--- BEGIN The records ---

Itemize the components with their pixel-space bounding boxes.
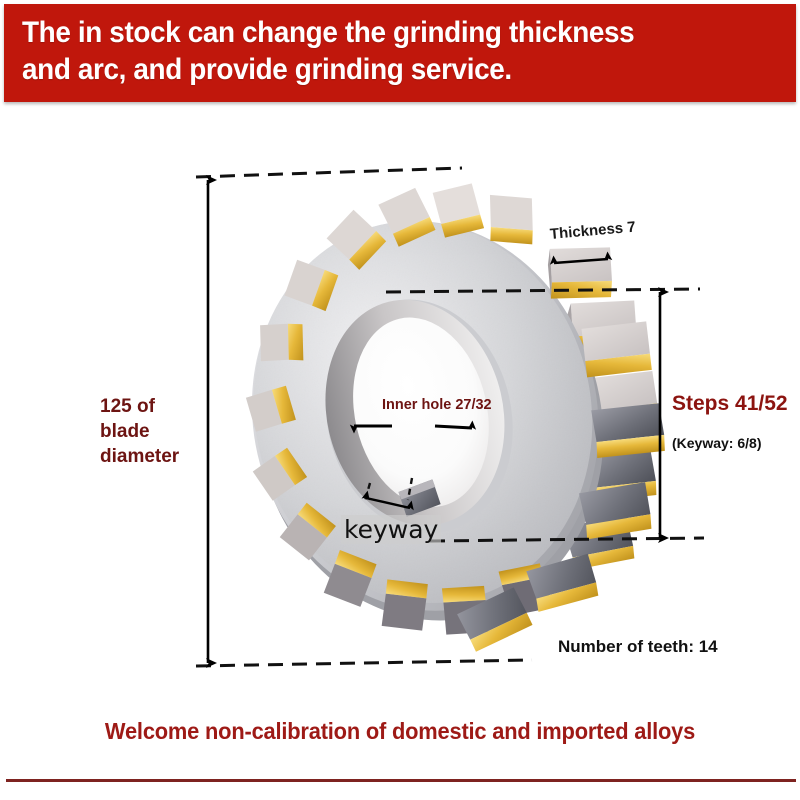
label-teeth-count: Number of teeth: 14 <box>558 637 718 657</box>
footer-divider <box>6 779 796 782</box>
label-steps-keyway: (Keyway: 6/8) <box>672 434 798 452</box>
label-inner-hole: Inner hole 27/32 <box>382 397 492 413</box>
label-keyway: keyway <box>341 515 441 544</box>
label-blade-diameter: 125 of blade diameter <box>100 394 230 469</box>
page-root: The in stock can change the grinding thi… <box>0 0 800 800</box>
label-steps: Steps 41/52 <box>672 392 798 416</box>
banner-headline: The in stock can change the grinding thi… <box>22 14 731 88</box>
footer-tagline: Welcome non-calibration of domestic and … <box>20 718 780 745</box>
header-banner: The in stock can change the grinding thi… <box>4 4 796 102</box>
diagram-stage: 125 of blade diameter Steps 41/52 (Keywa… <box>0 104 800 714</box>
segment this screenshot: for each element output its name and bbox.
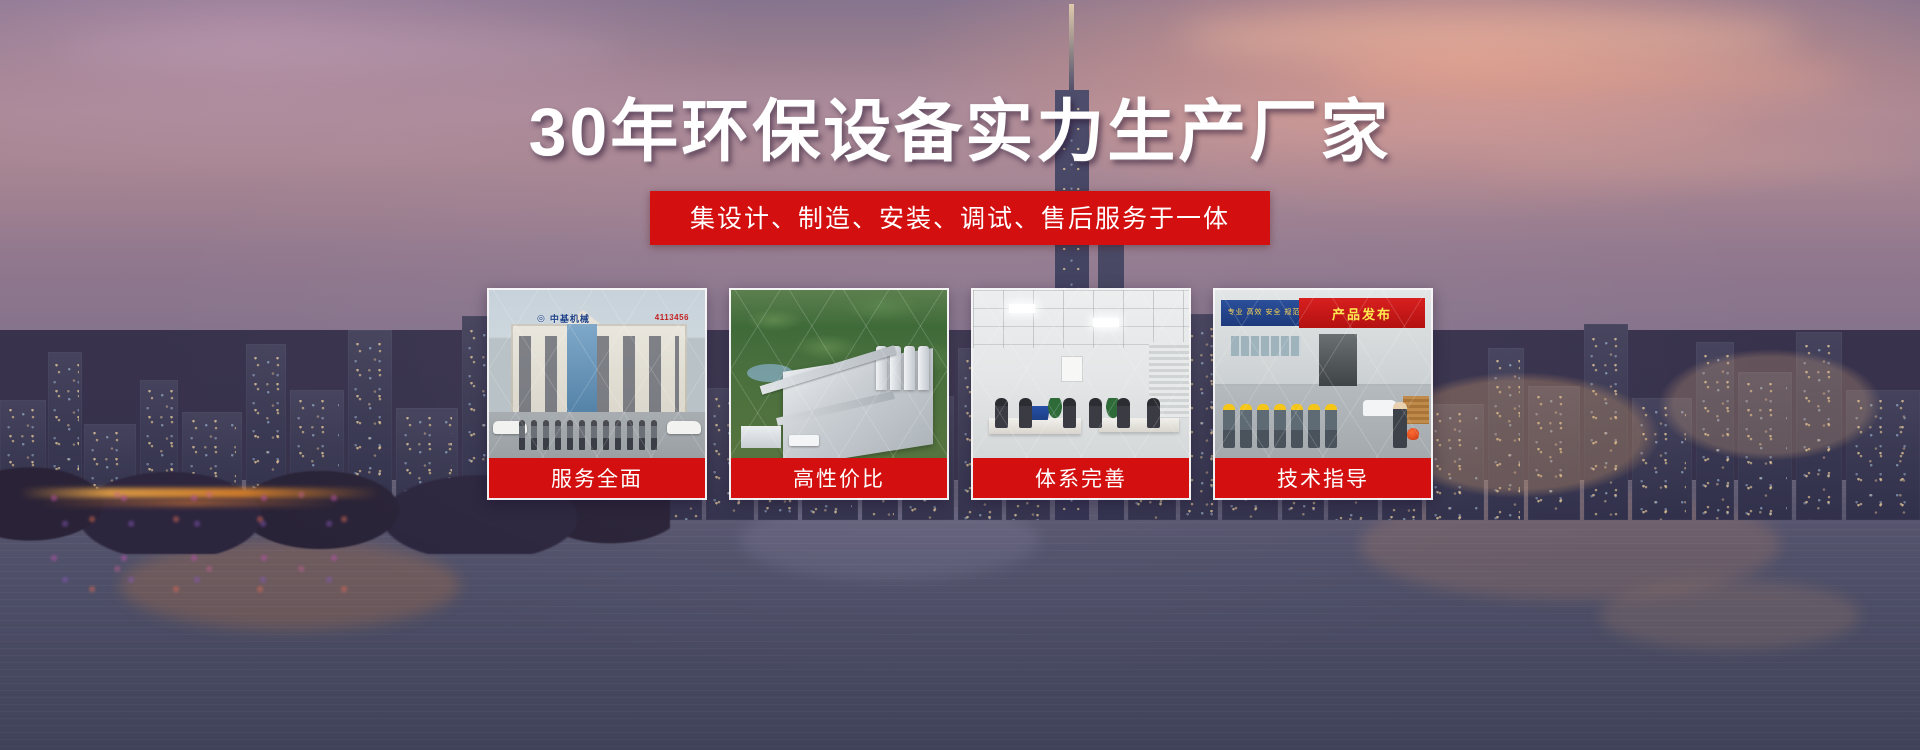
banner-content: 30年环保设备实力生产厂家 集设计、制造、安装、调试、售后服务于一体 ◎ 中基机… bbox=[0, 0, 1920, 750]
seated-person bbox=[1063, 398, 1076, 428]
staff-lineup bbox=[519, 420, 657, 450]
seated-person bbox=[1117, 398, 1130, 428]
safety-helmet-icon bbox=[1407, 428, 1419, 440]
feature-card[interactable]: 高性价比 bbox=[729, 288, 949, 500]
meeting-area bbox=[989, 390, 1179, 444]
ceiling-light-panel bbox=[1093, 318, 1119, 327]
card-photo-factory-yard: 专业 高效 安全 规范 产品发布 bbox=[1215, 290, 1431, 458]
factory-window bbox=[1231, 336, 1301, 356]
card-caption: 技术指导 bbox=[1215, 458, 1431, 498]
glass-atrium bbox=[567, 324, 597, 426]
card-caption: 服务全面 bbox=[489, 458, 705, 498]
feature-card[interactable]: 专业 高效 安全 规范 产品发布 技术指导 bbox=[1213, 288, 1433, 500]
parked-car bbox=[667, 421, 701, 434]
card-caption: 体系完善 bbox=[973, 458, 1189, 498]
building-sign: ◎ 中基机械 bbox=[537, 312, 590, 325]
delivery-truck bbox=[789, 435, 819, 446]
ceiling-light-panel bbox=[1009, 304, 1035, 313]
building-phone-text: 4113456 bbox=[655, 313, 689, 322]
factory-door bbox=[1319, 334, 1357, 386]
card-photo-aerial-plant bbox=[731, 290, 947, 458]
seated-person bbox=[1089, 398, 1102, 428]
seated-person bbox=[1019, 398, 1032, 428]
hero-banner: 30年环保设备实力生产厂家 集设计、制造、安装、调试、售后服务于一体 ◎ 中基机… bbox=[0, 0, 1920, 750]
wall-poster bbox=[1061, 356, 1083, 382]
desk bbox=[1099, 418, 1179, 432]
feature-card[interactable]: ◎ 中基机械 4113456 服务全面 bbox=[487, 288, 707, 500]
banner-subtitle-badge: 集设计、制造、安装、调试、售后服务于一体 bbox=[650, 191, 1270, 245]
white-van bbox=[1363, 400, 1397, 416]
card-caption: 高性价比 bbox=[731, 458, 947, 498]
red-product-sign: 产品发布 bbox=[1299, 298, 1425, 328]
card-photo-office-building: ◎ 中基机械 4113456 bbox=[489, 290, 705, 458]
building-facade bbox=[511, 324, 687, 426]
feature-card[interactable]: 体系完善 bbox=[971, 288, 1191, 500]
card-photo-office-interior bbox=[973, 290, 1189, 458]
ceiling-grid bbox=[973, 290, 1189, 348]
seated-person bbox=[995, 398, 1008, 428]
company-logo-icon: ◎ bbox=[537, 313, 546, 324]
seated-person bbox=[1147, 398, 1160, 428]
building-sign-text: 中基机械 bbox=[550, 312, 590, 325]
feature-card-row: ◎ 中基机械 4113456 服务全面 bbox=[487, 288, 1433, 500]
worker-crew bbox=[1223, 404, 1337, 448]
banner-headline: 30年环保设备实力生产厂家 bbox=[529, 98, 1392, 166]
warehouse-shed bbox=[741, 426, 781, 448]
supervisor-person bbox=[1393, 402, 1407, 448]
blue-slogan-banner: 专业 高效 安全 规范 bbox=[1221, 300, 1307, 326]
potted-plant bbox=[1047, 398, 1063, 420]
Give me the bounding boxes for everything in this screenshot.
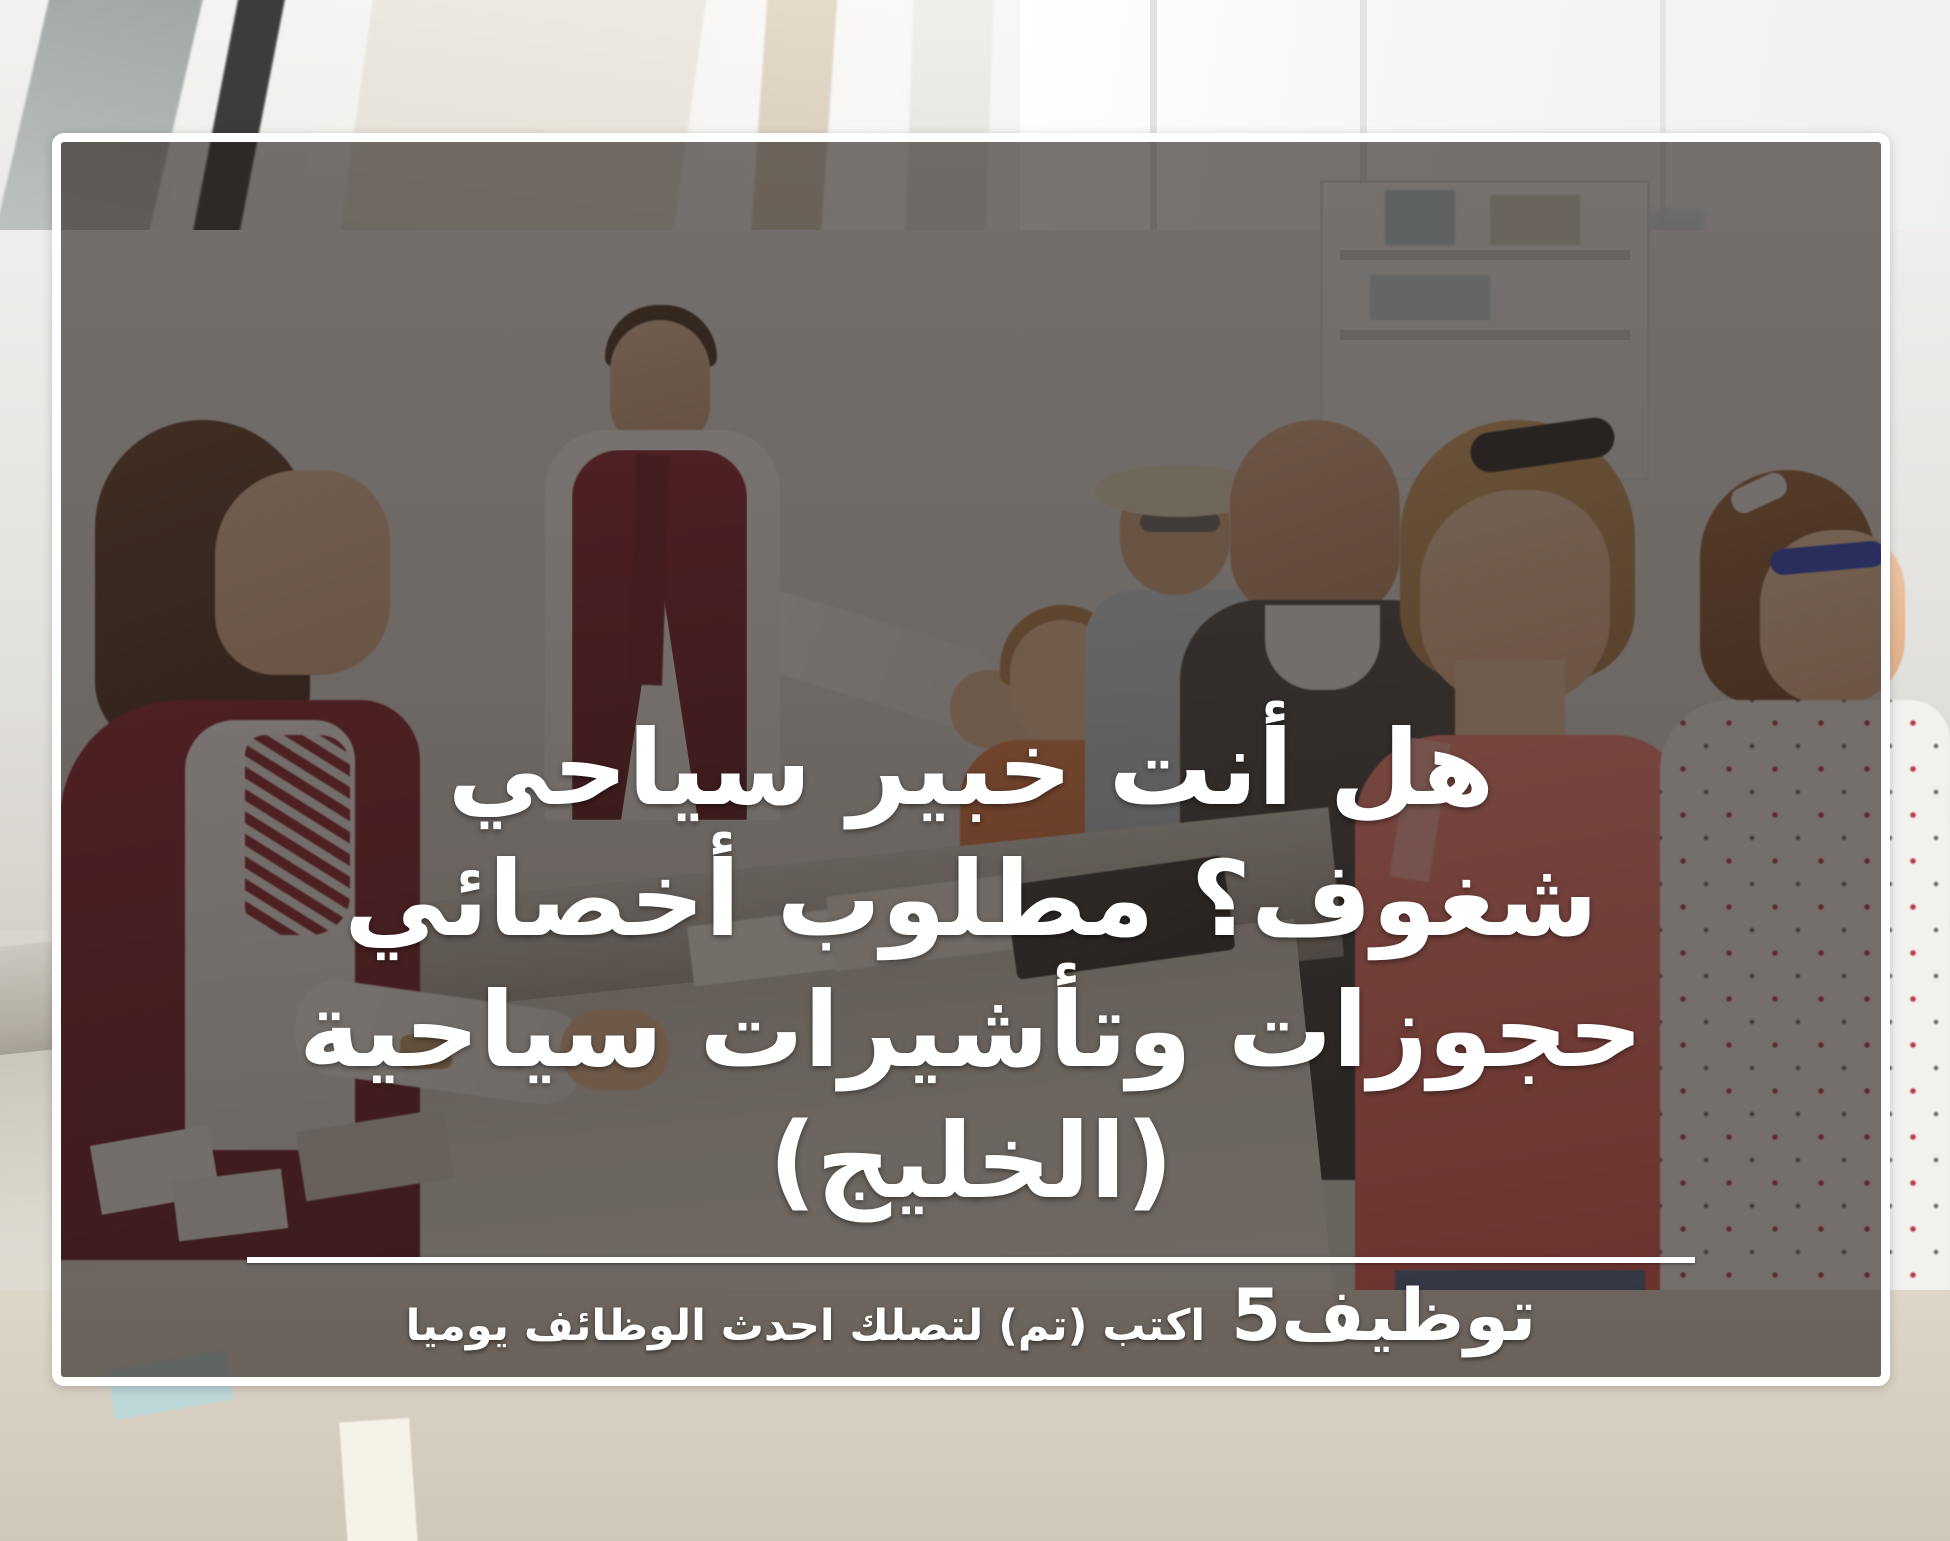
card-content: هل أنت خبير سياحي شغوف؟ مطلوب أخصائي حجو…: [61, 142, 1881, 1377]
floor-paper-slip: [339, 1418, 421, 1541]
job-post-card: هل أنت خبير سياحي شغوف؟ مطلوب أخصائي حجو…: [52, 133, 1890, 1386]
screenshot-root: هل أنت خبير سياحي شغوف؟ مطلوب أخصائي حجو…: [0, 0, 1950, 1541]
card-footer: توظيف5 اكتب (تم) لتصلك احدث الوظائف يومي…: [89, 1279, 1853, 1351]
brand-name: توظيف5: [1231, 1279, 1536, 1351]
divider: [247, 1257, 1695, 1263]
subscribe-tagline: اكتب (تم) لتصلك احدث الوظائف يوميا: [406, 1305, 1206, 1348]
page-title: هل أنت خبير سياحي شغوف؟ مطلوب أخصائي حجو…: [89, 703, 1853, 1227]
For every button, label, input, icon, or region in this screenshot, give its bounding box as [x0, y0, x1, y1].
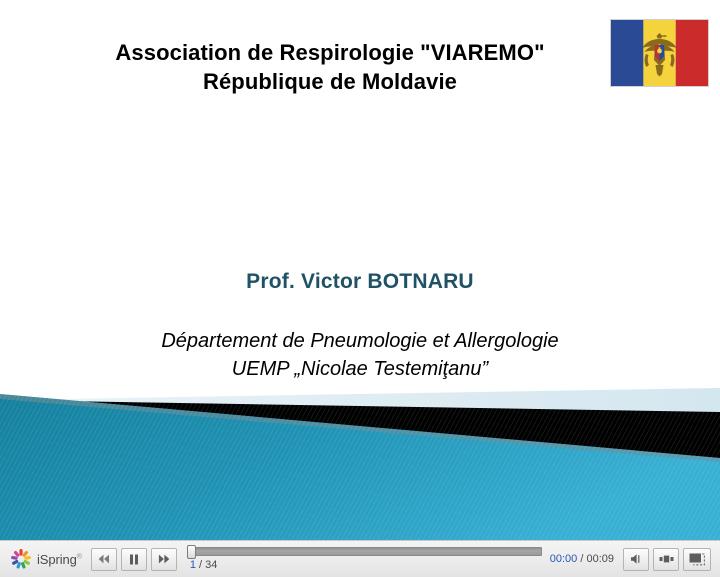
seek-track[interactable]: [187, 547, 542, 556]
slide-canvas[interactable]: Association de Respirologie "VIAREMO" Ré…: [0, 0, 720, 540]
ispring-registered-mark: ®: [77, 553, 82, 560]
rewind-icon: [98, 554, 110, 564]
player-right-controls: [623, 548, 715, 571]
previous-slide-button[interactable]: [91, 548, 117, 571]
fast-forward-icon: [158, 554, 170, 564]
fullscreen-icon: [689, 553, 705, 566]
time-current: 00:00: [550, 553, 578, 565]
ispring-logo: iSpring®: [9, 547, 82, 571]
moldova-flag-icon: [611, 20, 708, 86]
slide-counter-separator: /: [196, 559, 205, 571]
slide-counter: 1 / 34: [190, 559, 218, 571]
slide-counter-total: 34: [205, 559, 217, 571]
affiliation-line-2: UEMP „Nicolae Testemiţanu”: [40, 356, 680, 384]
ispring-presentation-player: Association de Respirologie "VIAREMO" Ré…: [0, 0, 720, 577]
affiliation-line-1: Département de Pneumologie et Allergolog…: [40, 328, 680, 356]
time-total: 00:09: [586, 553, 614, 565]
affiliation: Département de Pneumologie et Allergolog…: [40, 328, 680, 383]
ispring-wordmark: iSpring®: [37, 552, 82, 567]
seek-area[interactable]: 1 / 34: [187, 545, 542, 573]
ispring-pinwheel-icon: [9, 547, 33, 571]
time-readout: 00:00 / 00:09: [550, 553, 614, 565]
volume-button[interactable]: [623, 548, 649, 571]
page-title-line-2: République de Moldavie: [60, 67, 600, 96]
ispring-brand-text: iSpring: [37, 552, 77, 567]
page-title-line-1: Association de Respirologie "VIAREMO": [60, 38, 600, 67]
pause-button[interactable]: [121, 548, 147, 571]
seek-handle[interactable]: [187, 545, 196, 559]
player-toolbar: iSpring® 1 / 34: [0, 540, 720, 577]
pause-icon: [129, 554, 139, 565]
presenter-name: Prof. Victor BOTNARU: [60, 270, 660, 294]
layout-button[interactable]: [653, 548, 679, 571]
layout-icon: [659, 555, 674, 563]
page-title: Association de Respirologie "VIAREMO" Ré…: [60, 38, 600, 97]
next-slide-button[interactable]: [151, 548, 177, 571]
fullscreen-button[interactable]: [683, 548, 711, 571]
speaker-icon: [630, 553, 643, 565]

--- END The records ---

The problem: Copy the entries word for word, from the very beginning through the line containing "segment this screenshot: for", including that line. Omit the picture markers.

Reply to the task:
Itemize the components with their pixel-space bounding boxes.
label-teeth-count: Number of teeth: 14 <box>558 637 718 657</box>
footer-divider <box>6 779 796 782</box>
label-steps-keyway: (Keyway: 6/8) <box>672 434 798 452</box>
label-inner-hole: Inner hole 27/32 <box>382 397 492 413</box>
label-keyway: keyway <box>341 515 441 544</box>
label-blade-diameter: 125 of blade diameter <box>100 394 230 469</box>
page-root: The in stock can change the grinding thi… <box>0 0 800 800</box>
label-steps: Steps 41/52 <box>672 392 798 416</box>
banner-headline: The in stock can change the grinding thi… <box>22 14 731 88</box>
footer-tagline: Welcome non-calibration of domestic and … <box>20 718 780 745</box>
header-banner: The in stock can change the grinding thi… <box>4 4 796 102</box>
diagram-stage: 125 of blade diameter Steps 41/52 (Keywa… <box>0 104 800 714</box>
segment this screenshot: for each element output its name and bbox.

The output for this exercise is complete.